**Data listing**.
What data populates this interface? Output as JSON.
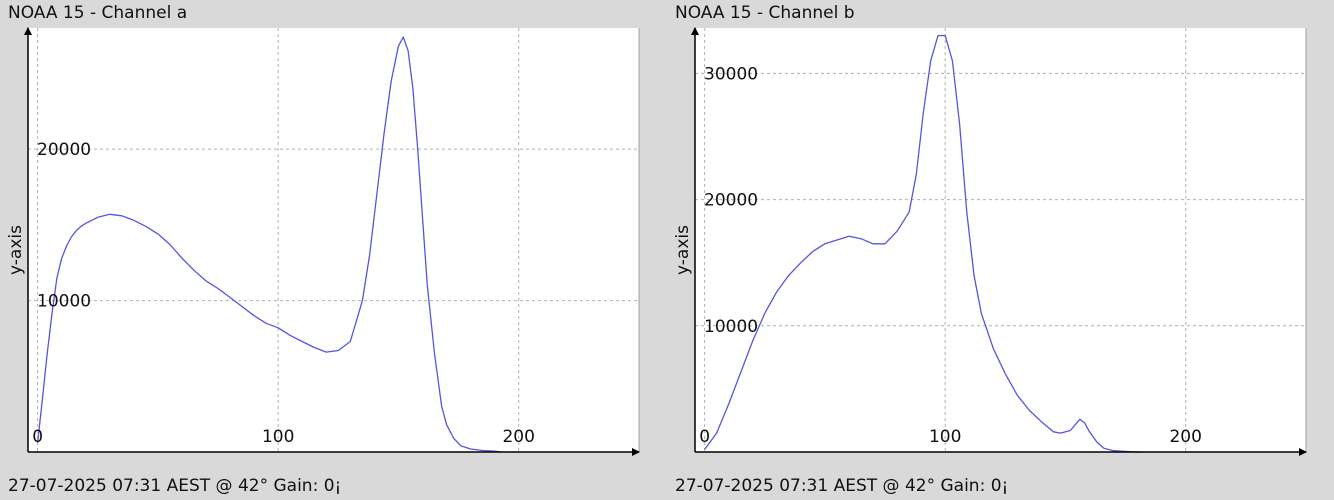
{
  "panels": [
    {
      "title": "NOAA 15 - Channel a",
      "footer": "27-07-2025 07:31 AEST @ 42° Gain: 0¡"
    },
    {
      "title": "NOAA 15 - Channel b",
      "footer": "27-07-2025 07:31 AEST @ 42° Gain: 0¡"
    }
  ],
  "colors": {
    "plot_bg": "#ffffff",
    "line": "#5555dd",
    "grid": "#b0b0b0",
    "axis": "#000000",
    "frame_bg": "#d9d9d9"
  },
  "chart_data": [
    {
      "type": "line",
      "title": "NOAA 15 - Channel a",
      "xlabel": "",
      "ylabel": "y-axis",
      "xlim": [
        -4,
        250
      ],
      "ylim": [
        0,
        28000
      ],
      "x_ticks": [
        0,
        100,
        200
      ],
      "x_tick_labels": [
        "0",
        "100",
        "200"
      ],
      "y_ticks": [
        10000,
        20000
      ],
      "y_tick_labels": [
        "10000",
        "20000"
      ],
      "grid": true,
      "legend": "none",
      "series": [
        {
          "x": [
            0,
            2,
            4,
            6,
            8,
            10,
            12,
            14,
            16,
            18,
            20,
            25,
            30,
            35,
            40,
            45,
            50,
            55,
            60,
            65,
            70,
            75,
            80,
            85,
            90,
            95,
            100,
            105,
            110,
            115,
            120,
            125,
            130,
            135,
            138,
            141,
            144,
            147,
            150,
            152,
            154,
            156,
            158,
            160,
            162,
            165,
            168,
            170,
            173,
            176,
            180,
            185,
            190,
            193
          ],
          "y": [
            600,
            3500,
            6500,
            9200,
            11500,
            12800,
            13600,
            14200,
            14600,
            14900,
            15100,
            15500,
            15700,
            15600,
            15300,
            14900,
            14400,
            13700,
            12800,
            12000,
            11300,
            10800,
            10200,
            9600,
            9000,
            8500,
            8200,
            7700,
            7300,
            6900,
            6600,
            6700,
            7300,
            10000,
            13000,
            17000,
            21000,
            24500,
            26800,
            27400,
            26500,
            24000,
            20000,
            15500,
            11000,
            6500,
            3000,
            1800,
            900,
            400,
            200,
            100,
            50,
            0
          ]
        }
      ]
    },
    {
      "type": "line",
      "title": "NOAA 15 - Channel b",
      "xlabel": "",
      "ylabel": "y-axis",
      "xlim": [
        -4,
        250
      ],
      "ylim": [
        0,
        33600
      ],
      "x_ticks": [
        0,
        100,
        200
      ],
      "x_tick_labels": [
        "0",
        "100",
        "200"
      ],
      "y_ticks": [
        10000,
        20000,
        30000
      ],
      "y_tick_labels": [
        "10000",
        "20000",
        "30000"
      ],
      "grid": true,
      "legend": "none",
      "series": [
        {
          "x": [
            0,
            5,
            10,
            15,
            20,
            25,
            30,
            35,
            40,
            45,
            50,
            55,
            60,
            65,
            70,
            75,
            80,
            85,
            88,
            91,
            94,
            97,
            100,
            103,
            106,
            109,
            112,
            115,
            120,
            125,
            130,
            135,
            140,
            145,
            148,
            152,
            156,
            158,
            160,
            163,
            166,
            170,
            175,
            180,
            182
          ],
          "y": [
            200,
            1500,
            3800,
            6300,
            8800,
            11000,
            12700,
            14000,
            15000,
            15900,
            16500,
            16800,
            17100,
            16900,
            16500,
            16500,
            17500,
            19000,
            22000,
            27000,
            31000,
            33000,
            33000,
            31000,
            26000,
            19000,
            14000,
            11000,
            8200,
            6200,
            4500,
            3300,
            2400,
            1600,
            1500,
            1700,
            2600,
            2300,
            1600,
            800,
            300,
            100,
            50,
            0,
            0
          ]
        }
      ]
    }
  ]
}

**Goal**.
Transcribe the full listing above exactly, with the images removed.

**Answer to the exercise**.
What data populates this interface? Output as JSON.
{
  "panels": [
    {
      "title": "NOAA 15 - Channel a",
      "footer": "27-07-2025 07:31 AEST @ 42° Gain: 0¡"
    },
    {
      "title": "NOAA 15 - Channel b",
      "footer": "27-07-2025 07:31 AEST @ 42° Gain: 0¡"
    }
  ],
  "colors": {
    "plot_bg": "#ffffff",
    "line": "#5555dd",
    "grid": "#b0b0b0",
    "axis": "#000000",
    "frame_bg": "#d9d9d9"
  },
  "chart_data": [
    {
      "type": "line",
      "title": "NOAA 15 - Channel a",
      "xlabel": "",
      "ylabel": "y-axis",
      "xlim": [
        -4,
        250
      ],
      "ylim": [
        0,
        28000
      ],
      "x_ticks": [
        0,
        100,
        200
      ],
      "x_tick_labels": [
        "0",
        "100",
        "200"
      ],
      "y_ticks": [
        10000,
        20000
      ],
      "y_tick_labels": [
        "10000",
        "20000"
      ],
      "grid": true,
      "legend": "none",
      "series": [
        {
          "x": [
            0,
            2,
            4,
            6,
            8,
            10,
            12,
            14,
            16,
            18,
            20,
            25,
            30,
            35,
            40,
            45,
            50,
            55,
            60,
            65,
            70,
            75,
            80,
            85,
            90,
            95,
            100,
            105,
            110,
            115,
            120,
            125,
            130,
            135,
            138,
            141,
            144,
            147,
            150,
            152,
            154,
            156,
            158,
            160,
            162,
            165,
            168,
            170,
            173,
            176,
            180,
            185,
            190,
            193
          ],
          "y": [
            600,
            3500,
            6500,
            9200,
            11500,
            12800,
            13600,
            14200,
            14600,
            14900,
            15100,
            15500,
            15700,
            15600,
            15300,
            14900,
            14400,
            13700,
            12800,
            12000,
            11300,
            10800,
            10200,
            9600,
            9000,
            8500,
            8200,
            7700,
            7300,
            6900,
            6600,
            6700,
            7300,
            10000,
            13000,
            17000,
            21000,
            24500,
            26800,
            27400,
            26500,
            24000,
            20000,
            15500,
            11000,
            6500,
            3000,
            1800,
            900,
            400,
            200,
            100,
            50,
            0
          ]
        }
      ]
    },
    {
      "type": "line",
      "title": "NOAA 15 - Channel b",
      "xlabel": "",
      "ylabel": "y-axis",
      "xlim": [
        -4,
        250
      ],
      "ylim": [
        0,
        33600
      ],
      "x_ticks": [
        0,
        100,
        200
      ],
      "x_tick_labels": [
        "0",
        "100",
        "200"
      ],
      "y_ticks": [
        10000,
        20000,
        30000
      ],
      "y_tick_labels": [
        "10000",
        "20000",
        "30000"
      ],
      "grid": true,
      "legend": "none",
      "series": [
        {
          "x": [
            0,
            5,
            10,
            15,
            20,
            25,
            30,
            35,
            40,
            45,
            50,
            55,
            60,
            65,
            70,
            75,
            80,
            85,
            88,
            91,
            94,
            97,
            100,
            103,
            106,
            109,
            112,
            115,
            120,
            125,
            130,
            135,
            140,
            145,
            148,
            152,
            156,
            158,
            160,
            163,
            166,
            170,
            175,
            180,
            182
          ],
          "y": [
            200,
            1500,
            3800,
            6300,
            8800,
            11000,
            12700,
            14000,
            15000,
            15900,
            16500,
            16800,
            17100,
            16900,
            16500,
            16500,
            17500,
            19000,
            22000,
            27000,
            31000,
            33000,
            33000,
            31000,
            26000,
            19000,
            14000,
            11000,
            8200,
            6200,
            4500,
            3300,
            2400,
            1600,
            1500,
            1700,
            2600,
            2300,
            1600,
            800,
            300,
            100,
            50,
            0,
            0
          ]
        }
      ]
    }
  ]
}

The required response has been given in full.